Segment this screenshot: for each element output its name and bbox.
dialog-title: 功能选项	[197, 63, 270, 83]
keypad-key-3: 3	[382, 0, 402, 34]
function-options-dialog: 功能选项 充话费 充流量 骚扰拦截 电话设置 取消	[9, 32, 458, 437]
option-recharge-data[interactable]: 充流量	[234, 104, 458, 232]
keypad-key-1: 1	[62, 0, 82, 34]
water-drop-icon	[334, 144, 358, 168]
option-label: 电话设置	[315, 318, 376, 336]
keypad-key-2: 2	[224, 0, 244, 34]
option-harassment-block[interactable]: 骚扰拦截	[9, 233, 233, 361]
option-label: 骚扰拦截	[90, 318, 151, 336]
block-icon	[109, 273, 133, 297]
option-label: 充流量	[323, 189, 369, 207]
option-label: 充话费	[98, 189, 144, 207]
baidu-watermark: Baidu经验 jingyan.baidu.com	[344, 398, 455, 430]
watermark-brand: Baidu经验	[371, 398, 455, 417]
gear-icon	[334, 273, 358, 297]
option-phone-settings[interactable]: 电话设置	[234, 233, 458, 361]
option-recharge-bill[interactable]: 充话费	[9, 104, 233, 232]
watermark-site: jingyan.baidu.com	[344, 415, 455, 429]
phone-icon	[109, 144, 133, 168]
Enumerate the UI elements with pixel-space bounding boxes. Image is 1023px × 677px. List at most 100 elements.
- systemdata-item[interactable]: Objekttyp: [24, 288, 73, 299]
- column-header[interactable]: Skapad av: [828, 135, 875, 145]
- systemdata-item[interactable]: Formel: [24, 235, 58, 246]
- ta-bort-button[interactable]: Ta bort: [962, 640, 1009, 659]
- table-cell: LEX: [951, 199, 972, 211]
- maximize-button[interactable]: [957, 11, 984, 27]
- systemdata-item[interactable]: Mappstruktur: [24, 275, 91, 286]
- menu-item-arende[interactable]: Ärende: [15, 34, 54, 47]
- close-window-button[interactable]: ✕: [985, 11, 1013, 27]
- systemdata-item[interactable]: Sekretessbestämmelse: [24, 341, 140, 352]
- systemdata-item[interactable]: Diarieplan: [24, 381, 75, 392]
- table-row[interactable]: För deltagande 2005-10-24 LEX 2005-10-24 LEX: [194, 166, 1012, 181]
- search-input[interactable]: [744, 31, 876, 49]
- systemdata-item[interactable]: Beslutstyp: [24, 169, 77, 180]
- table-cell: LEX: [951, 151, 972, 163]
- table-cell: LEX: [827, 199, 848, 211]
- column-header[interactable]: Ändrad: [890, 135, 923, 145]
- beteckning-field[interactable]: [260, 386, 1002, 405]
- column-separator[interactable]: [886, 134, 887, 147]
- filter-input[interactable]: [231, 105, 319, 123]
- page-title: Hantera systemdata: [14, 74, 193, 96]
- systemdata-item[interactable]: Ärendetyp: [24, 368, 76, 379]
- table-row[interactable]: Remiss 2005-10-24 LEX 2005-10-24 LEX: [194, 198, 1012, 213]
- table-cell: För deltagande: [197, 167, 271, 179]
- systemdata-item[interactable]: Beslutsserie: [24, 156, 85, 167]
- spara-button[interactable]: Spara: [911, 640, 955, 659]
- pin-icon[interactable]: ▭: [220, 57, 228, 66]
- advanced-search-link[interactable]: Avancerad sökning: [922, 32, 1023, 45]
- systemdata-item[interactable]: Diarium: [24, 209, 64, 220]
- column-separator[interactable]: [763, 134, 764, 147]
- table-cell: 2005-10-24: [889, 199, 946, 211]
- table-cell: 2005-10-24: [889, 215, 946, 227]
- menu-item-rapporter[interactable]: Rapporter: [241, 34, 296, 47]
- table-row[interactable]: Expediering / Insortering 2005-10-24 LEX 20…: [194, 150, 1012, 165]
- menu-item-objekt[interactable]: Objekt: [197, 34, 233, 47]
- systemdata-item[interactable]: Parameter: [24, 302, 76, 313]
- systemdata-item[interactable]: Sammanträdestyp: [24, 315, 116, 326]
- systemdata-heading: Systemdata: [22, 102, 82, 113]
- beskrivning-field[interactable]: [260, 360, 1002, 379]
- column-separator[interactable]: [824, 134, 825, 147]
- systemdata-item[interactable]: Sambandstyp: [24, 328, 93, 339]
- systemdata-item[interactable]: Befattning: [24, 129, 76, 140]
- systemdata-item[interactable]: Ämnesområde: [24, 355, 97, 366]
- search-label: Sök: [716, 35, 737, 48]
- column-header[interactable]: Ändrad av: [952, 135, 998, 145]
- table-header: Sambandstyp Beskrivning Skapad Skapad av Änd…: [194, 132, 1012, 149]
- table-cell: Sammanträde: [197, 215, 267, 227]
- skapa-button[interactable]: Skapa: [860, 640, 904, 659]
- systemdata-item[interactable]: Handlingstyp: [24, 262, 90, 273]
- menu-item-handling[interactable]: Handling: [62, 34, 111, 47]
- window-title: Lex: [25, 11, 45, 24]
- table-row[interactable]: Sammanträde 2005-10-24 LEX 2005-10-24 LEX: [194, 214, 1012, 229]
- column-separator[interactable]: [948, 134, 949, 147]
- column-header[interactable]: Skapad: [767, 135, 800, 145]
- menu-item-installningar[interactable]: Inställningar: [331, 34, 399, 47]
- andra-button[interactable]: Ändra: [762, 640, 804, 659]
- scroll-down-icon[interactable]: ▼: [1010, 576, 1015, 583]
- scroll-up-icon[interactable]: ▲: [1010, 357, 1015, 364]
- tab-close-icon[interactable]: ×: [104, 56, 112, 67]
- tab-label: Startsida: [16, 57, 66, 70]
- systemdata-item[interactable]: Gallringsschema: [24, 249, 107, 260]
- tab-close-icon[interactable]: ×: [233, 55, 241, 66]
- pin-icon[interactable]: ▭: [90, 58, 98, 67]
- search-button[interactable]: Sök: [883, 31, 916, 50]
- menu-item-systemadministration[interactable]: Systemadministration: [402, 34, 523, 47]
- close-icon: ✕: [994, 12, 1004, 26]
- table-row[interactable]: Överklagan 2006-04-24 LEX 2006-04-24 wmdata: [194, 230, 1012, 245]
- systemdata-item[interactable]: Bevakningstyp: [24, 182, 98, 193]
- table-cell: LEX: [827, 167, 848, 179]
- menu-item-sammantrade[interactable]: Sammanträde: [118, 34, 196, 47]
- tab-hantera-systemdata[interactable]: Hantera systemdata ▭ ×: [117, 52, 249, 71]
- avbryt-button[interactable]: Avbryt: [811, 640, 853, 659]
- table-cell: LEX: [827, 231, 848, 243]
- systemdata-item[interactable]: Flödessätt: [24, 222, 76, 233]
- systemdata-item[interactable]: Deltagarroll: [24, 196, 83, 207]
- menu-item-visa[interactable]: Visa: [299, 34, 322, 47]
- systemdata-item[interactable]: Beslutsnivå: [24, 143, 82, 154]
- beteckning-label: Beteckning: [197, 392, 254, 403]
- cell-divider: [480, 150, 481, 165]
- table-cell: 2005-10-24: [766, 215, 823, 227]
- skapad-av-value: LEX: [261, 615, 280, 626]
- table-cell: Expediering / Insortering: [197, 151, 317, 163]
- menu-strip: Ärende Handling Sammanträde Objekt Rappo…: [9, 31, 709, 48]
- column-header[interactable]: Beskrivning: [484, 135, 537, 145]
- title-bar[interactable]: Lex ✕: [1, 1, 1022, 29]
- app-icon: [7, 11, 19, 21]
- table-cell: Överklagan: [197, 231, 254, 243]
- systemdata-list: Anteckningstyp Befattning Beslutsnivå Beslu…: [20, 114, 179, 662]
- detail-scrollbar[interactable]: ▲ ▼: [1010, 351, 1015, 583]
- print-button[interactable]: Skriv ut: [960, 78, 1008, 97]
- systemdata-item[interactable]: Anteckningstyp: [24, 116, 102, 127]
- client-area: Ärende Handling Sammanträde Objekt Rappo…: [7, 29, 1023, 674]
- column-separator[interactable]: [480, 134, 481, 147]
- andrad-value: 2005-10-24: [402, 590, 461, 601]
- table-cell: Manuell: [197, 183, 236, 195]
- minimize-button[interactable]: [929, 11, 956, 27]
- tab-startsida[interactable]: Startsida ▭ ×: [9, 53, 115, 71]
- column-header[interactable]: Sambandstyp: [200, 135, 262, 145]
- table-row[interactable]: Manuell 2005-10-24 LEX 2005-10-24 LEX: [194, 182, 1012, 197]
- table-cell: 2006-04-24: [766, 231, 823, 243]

━━━━━━━━

*What the task asks*: Reproduce the stretch of the records from their start through the line that contains "144, 133, 168]", including that line.

*Exercise result*:
Segment this screenshot: for each element output its name and bbox.
dialog-title: 功能选项	[197, 63, 270, 83]
keypad-key-3: 3	[382, 0, 402, 34]
function-options-dialog: 功能选项 充话费 充流量 骚扰拦截 电话设置 取消	[9, 32, 458, 437]
option-recharge-data[interactable]: 充流量	[234, 104, 458, 232]
keypad-key-1: 1	[62, 0, 82, 34]
water-drop-icon	[334, 144, 358, 168]
option-label: 电话设置	[315, 318, 376, 336]
keypad-key-2: 2	[224, 0, 244, 34]
option-harassment-block[interactable]: 骚扰拦截	[9, 233, 233, 361]
option-label: 骚扰拦截	[90, 318, 151, 336]
block-icon	[109, 273, 133, 297]
option-label: 充流量	[323, 189, 369, 207]
option-label: 充话费	[98, 189, 144, 207]
baidu-watermark: Baidu经验 jingyan.baidu.com	[344, 398, 455, 430]
watermark-brand: Baidu经验	[371, 398, 455, 417]
gear-icon	[334, 273, 358, 297]
option-phone-settings[interactable]: 电话设置	[234, 233, 458, 361]
option-recharge-bill[interactable]: 充话费	[9, 104, 233, 232]
watermark-site: jingyan.baidu.com	[344, 415, 455, 429]
phone-icon	[109, 144, 133, 168]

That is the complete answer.